What to produce: Find every line in the records below that contains the word "TetherUS", and copy each such line.

Supplied material:
------------------------------------------------------------------------

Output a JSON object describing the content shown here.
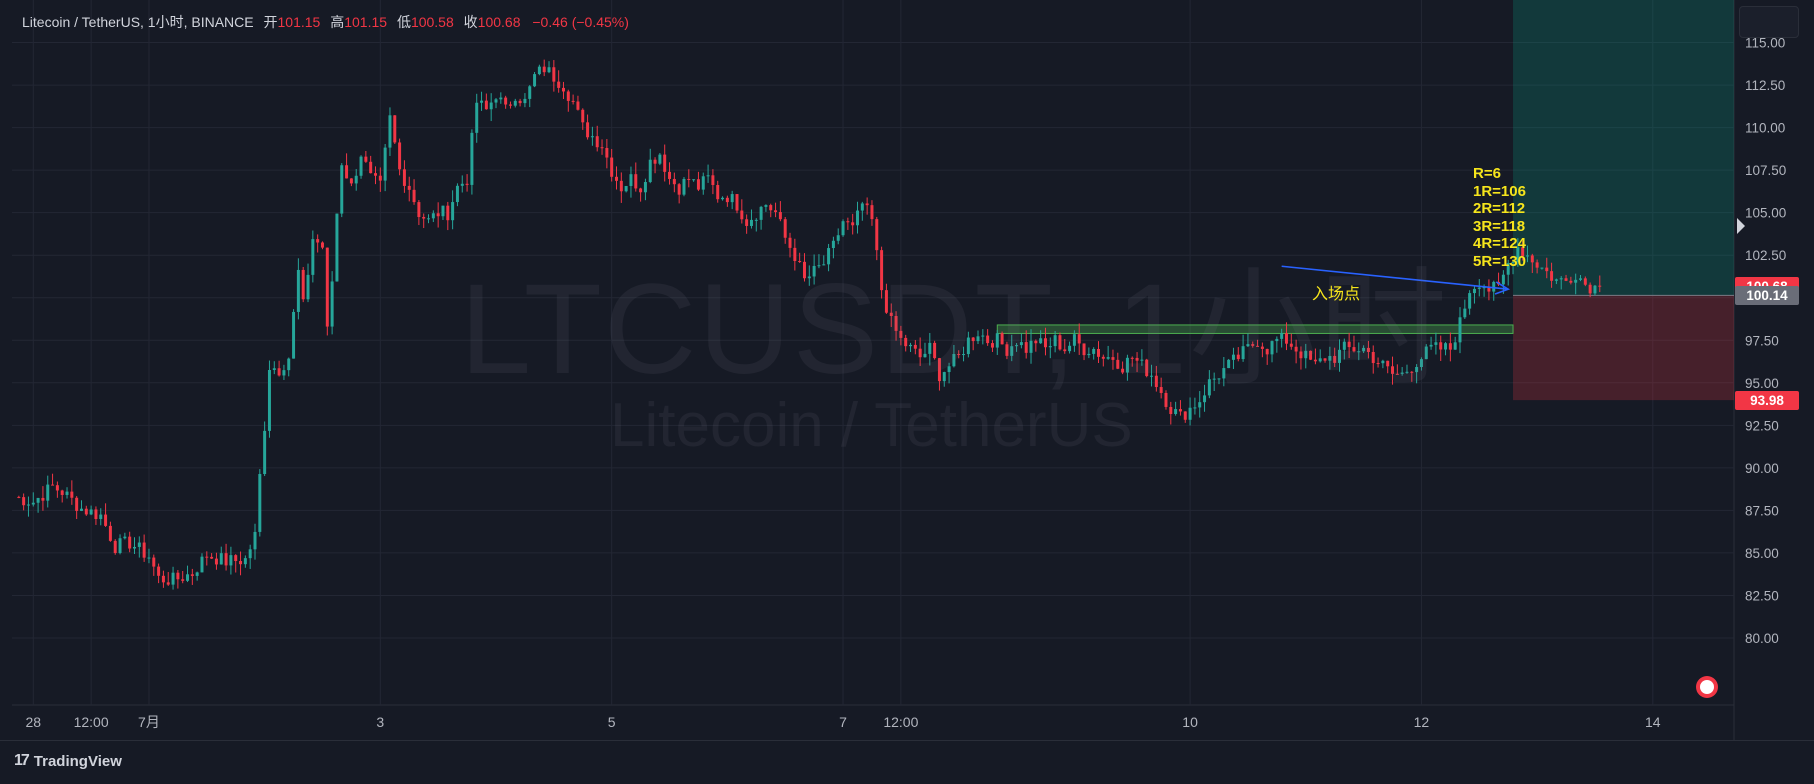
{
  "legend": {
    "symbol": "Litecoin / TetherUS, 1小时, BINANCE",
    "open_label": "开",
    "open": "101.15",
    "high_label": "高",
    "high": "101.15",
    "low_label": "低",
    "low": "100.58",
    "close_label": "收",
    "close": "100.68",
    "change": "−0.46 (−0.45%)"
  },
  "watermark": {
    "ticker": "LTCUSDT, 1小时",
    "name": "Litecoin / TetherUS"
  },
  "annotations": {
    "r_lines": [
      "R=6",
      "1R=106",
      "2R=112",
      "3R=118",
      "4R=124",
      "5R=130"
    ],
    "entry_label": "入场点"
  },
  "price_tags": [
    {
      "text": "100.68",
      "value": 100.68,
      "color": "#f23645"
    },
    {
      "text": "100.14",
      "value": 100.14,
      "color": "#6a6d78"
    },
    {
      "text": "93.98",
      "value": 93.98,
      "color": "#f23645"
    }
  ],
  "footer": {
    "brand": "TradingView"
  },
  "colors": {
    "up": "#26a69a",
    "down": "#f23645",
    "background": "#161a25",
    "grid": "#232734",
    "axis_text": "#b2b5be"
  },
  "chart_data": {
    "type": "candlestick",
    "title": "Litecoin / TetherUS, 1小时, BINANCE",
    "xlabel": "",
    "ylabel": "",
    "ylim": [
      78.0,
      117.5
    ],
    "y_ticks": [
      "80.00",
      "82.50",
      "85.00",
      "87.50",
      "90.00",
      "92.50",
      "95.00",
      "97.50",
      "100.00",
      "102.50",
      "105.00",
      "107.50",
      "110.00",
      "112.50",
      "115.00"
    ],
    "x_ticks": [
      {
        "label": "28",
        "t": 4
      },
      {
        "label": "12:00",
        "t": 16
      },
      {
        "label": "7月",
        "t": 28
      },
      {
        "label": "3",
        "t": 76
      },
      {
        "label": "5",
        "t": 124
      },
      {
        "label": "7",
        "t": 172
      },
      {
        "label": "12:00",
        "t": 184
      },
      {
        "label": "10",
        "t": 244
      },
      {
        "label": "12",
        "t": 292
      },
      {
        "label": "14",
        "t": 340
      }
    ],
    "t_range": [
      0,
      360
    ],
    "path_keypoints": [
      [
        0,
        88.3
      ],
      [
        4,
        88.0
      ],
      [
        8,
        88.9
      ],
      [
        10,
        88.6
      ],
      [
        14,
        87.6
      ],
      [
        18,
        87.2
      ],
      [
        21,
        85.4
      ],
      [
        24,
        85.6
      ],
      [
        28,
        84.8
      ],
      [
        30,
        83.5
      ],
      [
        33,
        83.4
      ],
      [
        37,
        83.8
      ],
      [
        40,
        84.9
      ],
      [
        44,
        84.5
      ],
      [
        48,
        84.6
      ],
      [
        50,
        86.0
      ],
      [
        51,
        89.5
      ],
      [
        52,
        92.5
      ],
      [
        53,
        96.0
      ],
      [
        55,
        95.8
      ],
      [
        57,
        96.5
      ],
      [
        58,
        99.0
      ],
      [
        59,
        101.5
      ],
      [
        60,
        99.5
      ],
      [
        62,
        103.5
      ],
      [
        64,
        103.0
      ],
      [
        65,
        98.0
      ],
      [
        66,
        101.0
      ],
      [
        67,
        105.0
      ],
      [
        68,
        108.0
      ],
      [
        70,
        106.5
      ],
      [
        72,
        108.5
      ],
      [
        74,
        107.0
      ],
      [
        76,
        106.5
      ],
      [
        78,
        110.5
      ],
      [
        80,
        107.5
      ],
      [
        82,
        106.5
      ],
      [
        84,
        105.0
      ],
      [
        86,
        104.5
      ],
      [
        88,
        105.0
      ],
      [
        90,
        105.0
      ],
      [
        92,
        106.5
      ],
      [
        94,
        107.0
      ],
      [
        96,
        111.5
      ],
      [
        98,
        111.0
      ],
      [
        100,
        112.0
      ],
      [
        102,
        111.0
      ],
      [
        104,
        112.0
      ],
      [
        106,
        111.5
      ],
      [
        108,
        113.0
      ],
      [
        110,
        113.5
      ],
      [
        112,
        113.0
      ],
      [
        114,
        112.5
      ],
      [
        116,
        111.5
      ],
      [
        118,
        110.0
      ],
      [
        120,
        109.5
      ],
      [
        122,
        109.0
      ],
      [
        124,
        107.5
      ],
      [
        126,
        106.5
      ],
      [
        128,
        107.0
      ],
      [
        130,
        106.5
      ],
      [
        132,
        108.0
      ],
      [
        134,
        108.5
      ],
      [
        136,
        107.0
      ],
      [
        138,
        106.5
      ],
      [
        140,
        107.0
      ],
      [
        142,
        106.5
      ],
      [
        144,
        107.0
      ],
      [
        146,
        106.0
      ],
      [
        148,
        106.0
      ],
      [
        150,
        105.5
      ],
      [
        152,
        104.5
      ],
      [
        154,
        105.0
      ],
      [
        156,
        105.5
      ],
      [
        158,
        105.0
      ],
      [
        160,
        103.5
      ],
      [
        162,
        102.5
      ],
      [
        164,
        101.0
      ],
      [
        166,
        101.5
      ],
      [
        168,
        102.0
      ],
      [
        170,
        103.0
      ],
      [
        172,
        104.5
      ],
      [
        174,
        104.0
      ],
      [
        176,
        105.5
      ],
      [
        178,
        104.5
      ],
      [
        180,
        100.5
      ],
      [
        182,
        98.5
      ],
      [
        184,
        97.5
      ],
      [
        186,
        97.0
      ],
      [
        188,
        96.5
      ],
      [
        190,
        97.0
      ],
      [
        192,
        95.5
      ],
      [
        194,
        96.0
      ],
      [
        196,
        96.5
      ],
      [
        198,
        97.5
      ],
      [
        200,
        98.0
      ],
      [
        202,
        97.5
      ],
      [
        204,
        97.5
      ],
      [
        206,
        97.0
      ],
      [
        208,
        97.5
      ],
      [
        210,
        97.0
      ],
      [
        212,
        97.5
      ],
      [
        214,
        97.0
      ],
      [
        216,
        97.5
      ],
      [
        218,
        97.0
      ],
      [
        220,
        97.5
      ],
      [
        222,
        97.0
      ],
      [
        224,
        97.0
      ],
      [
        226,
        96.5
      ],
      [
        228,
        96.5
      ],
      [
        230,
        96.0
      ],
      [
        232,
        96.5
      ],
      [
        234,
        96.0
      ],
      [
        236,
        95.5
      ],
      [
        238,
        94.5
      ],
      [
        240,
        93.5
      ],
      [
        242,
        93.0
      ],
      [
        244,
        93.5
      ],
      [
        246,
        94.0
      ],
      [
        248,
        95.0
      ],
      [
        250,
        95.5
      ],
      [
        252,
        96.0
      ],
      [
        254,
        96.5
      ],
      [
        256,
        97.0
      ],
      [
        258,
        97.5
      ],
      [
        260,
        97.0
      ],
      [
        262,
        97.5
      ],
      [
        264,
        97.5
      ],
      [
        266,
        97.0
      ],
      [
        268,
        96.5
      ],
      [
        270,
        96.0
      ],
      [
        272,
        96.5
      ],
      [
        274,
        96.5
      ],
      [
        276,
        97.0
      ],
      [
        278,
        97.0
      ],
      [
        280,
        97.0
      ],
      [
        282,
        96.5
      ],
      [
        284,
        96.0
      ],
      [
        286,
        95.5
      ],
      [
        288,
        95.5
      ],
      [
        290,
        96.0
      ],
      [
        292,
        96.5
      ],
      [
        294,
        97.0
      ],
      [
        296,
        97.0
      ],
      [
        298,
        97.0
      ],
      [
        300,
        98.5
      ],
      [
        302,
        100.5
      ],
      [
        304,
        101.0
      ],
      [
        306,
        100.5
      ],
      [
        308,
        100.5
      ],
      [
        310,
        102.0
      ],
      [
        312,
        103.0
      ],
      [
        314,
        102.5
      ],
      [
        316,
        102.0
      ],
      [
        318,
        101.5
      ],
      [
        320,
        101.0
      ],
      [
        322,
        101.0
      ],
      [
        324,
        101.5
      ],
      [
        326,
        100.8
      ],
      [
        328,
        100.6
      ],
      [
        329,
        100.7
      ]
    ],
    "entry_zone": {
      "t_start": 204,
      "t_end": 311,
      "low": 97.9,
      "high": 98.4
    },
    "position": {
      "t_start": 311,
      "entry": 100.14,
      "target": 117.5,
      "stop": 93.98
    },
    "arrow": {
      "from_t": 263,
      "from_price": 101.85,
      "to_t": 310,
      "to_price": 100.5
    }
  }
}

------------------------------------------------------------------------

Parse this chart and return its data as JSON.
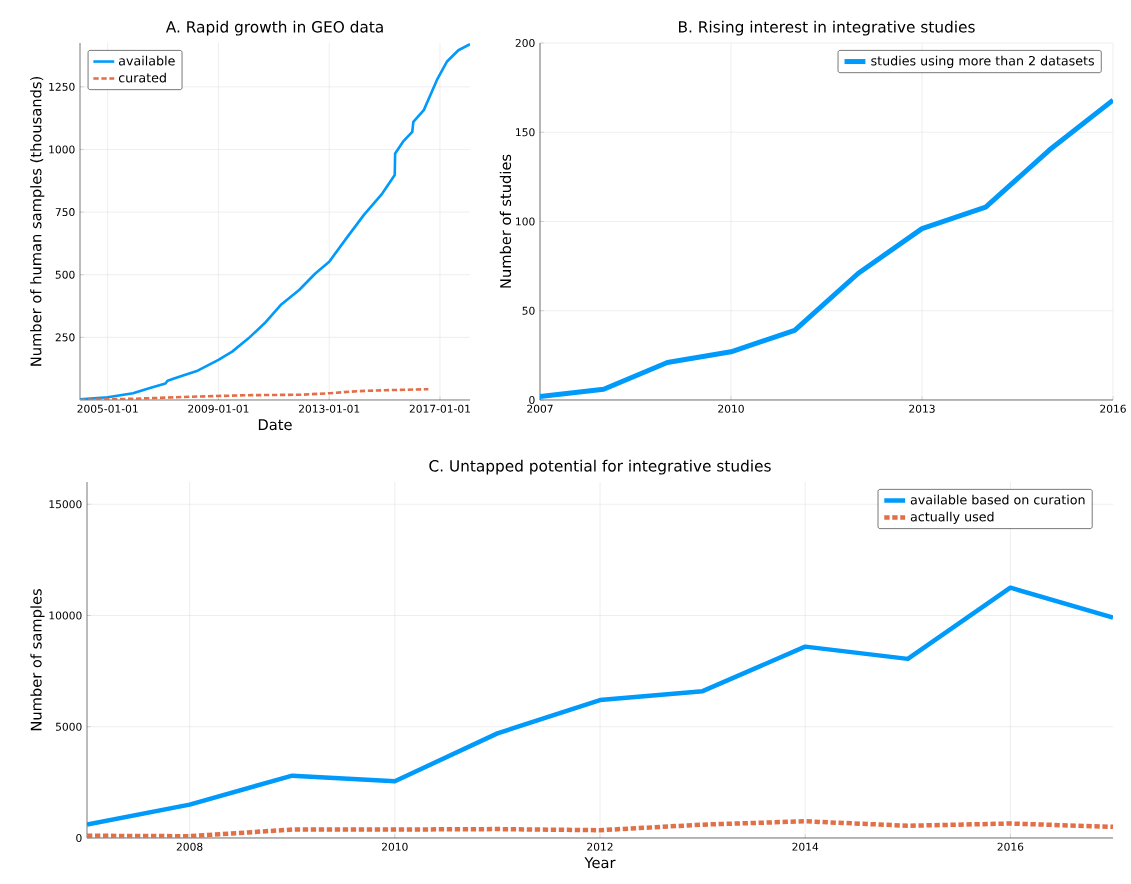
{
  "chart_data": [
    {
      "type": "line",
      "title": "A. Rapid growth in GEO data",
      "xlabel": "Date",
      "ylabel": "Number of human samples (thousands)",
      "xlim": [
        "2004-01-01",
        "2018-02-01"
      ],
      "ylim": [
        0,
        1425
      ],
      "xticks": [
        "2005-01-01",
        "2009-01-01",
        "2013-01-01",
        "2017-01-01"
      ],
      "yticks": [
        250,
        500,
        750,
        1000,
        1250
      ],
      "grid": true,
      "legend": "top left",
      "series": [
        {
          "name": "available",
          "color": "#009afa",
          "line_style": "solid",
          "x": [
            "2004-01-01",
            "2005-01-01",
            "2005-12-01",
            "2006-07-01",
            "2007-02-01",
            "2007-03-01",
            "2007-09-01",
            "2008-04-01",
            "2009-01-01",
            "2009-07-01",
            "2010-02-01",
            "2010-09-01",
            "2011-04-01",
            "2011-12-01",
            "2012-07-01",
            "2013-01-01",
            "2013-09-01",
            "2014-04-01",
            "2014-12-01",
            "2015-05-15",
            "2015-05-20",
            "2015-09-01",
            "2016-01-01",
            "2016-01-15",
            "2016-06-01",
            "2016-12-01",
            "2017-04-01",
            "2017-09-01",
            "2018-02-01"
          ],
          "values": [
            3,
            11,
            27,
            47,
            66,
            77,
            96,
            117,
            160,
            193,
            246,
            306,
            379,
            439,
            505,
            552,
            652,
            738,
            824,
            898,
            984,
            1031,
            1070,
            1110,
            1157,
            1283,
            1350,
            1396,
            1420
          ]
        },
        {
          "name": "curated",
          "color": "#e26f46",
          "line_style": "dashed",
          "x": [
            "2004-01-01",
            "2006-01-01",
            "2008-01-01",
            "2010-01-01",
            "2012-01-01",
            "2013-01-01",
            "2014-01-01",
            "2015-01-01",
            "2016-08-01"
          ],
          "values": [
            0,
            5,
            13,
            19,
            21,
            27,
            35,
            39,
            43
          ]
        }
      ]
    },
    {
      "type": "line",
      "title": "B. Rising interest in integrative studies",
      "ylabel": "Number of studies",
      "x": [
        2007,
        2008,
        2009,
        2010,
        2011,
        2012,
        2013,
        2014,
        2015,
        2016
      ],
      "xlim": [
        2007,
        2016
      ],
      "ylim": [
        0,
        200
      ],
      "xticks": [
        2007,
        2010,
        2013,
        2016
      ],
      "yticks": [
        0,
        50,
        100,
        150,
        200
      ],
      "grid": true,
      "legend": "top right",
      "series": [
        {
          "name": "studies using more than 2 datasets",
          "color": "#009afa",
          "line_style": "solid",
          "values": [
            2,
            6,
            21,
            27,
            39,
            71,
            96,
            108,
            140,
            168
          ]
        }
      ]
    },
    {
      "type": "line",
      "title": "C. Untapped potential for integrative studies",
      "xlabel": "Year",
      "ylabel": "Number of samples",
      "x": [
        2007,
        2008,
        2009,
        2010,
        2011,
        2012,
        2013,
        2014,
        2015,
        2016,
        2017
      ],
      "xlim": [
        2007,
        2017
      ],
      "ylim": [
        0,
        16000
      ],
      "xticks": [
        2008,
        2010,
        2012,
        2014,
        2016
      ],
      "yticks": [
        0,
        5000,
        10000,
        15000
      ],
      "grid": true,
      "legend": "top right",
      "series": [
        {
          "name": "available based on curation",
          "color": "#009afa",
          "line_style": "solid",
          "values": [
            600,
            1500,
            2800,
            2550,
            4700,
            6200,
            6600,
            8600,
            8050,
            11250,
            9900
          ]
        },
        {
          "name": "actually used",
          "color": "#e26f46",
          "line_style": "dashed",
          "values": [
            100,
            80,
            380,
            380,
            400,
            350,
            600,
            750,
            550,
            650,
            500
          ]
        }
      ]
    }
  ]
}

------------------------------------------------------------------------

Answer:
    "symbol": "Litecoin / TetherUS, 1小时, BINANCE",
    "name": "Litecoin / TetherUS"
    "title": "Litecoin / TetherUS, 1小时, BINANCE",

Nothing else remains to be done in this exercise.